● **WHAT IS NEEDED**:
Copy each line that contains the string "SRMTID".

● **MATERIAL TO PROCESS**:
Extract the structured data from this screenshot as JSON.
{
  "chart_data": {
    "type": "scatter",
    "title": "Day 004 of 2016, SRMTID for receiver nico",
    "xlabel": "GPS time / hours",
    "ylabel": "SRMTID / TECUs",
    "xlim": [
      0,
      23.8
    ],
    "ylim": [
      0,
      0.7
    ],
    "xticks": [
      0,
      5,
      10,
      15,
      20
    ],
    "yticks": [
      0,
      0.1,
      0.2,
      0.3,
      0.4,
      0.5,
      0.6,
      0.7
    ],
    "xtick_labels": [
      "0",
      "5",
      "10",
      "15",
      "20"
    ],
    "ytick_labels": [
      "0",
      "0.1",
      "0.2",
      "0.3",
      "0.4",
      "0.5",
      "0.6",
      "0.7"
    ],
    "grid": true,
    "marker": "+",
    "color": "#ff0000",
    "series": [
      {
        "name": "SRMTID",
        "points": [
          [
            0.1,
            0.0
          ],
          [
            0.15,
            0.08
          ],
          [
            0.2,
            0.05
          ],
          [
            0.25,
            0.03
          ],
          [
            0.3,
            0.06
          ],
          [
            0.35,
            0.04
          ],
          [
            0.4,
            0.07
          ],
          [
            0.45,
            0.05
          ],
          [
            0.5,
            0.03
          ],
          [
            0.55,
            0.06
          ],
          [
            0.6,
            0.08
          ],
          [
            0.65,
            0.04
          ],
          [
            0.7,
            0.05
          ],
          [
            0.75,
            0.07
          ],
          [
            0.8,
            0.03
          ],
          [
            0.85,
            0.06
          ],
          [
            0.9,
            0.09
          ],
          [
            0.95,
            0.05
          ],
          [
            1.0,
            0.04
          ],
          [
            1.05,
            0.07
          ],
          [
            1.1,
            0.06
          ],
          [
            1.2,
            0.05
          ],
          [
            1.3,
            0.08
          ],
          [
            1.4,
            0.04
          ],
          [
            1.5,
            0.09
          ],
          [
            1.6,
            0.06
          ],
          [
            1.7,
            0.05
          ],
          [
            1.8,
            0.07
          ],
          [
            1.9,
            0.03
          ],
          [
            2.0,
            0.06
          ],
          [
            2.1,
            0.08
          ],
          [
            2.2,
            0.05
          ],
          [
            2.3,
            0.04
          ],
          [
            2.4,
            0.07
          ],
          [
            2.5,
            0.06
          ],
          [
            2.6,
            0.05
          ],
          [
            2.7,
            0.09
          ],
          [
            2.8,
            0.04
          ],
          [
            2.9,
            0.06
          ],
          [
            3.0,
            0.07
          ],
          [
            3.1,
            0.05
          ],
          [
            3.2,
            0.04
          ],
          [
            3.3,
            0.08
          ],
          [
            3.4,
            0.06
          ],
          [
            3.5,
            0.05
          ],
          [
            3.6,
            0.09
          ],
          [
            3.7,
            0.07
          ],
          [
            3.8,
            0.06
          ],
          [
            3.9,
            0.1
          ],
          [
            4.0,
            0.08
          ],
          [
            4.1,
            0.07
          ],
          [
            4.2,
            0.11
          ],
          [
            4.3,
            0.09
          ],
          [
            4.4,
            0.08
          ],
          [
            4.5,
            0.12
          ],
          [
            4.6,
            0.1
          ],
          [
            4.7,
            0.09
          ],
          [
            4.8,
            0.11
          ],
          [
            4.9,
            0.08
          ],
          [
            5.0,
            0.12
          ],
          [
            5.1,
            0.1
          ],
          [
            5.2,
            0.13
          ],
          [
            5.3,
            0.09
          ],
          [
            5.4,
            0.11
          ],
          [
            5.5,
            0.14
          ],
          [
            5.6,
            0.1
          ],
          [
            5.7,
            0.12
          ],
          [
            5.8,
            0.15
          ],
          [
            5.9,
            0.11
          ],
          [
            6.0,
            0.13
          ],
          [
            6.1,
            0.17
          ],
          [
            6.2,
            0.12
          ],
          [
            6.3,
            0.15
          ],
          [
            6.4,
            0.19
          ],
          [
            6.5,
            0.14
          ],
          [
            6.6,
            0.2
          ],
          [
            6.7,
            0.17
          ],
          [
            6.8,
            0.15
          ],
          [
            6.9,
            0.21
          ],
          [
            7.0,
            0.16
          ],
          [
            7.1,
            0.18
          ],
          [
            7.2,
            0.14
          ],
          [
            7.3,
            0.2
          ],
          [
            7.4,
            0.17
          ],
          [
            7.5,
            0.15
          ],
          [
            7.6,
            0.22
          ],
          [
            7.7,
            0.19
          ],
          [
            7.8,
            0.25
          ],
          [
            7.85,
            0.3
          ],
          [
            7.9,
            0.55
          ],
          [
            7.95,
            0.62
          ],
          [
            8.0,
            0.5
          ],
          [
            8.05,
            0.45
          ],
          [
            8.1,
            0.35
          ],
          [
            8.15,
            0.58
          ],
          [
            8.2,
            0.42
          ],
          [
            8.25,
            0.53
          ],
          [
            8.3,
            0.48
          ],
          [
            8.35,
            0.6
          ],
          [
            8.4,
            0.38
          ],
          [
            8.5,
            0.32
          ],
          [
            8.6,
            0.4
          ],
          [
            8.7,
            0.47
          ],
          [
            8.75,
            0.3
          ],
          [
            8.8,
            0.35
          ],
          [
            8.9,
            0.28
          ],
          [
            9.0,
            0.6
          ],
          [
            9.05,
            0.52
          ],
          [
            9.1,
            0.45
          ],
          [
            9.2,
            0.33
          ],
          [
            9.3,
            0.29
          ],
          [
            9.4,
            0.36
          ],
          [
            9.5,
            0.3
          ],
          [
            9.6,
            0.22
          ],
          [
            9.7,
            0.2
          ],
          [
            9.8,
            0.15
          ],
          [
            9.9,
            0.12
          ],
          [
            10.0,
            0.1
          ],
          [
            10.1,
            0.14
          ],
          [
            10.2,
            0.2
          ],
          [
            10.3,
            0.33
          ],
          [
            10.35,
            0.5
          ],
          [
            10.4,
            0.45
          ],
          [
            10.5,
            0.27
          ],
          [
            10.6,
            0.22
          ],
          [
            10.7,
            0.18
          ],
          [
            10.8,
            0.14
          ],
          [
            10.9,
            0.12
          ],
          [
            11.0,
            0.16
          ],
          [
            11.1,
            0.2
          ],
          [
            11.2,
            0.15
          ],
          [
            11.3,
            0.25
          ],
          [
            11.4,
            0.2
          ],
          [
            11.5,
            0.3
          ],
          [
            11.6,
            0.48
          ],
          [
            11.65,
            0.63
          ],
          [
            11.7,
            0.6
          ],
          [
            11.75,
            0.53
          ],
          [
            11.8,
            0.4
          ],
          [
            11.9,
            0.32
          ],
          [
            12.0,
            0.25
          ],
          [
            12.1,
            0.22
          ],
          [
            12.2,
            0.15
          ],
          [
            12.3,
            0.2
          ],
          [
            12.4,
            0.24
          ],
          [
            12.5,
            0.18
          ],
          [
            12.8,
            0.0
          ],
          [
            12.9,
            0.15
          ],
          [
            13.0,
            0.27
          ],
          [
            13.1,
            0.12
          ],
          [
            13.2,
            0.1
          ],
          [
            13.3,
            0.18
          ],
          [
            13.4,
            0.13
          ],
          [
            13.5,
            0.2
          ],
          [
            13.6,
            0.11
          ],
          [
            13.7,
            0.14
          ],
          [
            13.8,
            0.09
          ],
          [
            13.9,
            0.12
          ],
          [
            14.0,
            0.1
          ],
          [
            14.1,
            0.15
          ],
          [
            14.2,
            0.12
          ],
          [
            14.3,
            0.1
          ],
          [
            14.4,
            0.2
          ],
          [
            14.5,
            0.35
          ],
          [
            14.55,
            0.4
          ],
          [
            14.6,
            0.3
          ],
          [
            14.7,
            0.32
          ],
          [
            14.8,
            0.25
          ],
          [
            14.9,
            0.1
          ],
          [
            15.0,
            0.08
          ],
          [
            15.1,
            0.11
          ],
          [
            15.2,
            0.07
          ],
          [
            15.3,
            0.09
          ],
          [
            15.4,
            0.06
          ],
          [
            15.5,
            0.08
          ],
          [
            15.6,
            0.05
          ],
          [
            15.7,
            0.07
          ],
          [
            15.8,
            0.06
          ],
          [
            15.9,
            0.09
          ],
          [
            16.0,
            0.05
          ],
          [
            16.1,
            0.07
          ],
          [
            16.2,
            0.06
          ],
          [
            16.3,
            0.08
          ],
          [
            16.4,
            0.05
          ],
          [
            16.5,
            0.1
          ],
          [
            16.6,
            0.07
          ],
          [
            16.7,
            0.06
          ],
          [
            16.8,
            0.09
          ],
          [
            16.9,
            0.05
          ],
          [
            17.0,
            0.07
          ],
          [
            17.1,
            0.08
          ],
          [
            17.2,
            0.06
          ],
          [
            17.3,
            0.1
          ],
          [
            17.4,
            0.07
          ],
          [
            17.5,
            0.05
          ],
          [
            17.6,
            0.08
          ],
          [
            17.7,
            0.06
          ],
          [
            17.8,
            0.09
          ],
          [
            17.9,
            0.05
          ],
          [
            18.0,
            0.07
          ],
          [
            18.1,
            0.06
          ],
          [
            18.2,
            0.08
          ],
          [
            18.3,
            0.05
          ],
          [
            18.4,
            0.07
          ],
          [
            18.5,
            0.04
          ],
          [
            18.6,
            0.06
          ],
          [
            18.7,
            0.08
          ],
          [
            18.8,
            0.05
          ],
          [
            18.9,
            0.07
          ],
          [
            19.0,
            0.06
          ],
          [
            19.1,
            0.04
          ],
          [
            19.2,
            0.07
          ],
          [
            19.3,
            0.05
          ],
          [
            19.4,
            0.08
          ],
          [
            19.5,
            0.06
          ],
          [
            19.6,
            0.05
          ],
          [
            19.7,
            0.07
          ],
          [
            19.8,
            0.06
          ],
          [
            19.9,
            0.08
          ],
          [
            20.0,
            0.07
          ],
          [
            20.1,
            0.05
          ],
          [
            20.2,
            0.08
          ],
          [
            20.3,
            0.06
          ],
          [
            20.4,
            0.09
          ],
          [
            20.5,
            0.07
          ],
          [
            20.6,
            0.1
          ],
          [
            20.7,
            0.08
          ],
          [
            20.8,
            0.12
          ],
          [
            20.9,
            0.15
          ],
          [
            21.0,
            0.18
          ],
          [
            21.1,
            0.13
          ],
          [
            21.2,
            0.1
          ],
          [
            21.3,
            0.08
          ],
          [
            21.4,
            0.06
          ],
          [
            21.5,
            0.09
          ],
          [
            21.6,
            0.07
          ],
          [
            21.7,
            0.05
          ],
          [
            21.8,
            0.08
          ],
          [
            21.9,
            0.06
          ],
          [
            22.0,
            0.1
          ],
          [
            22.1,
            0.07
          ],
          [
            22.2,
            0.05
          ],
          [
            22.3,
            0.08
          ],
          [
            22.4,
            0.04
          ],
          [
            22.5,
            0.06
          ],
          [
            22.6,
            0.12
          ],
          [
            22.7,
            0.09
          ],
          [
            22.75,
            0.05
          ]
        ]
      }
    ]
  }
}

● **RESPONSE BELOW**:
    "title": "Day 004 of 2016, SRMTID for receiver nico",
    "ylabel": "SRMTID / TECUs",
        "name": "SRMTID",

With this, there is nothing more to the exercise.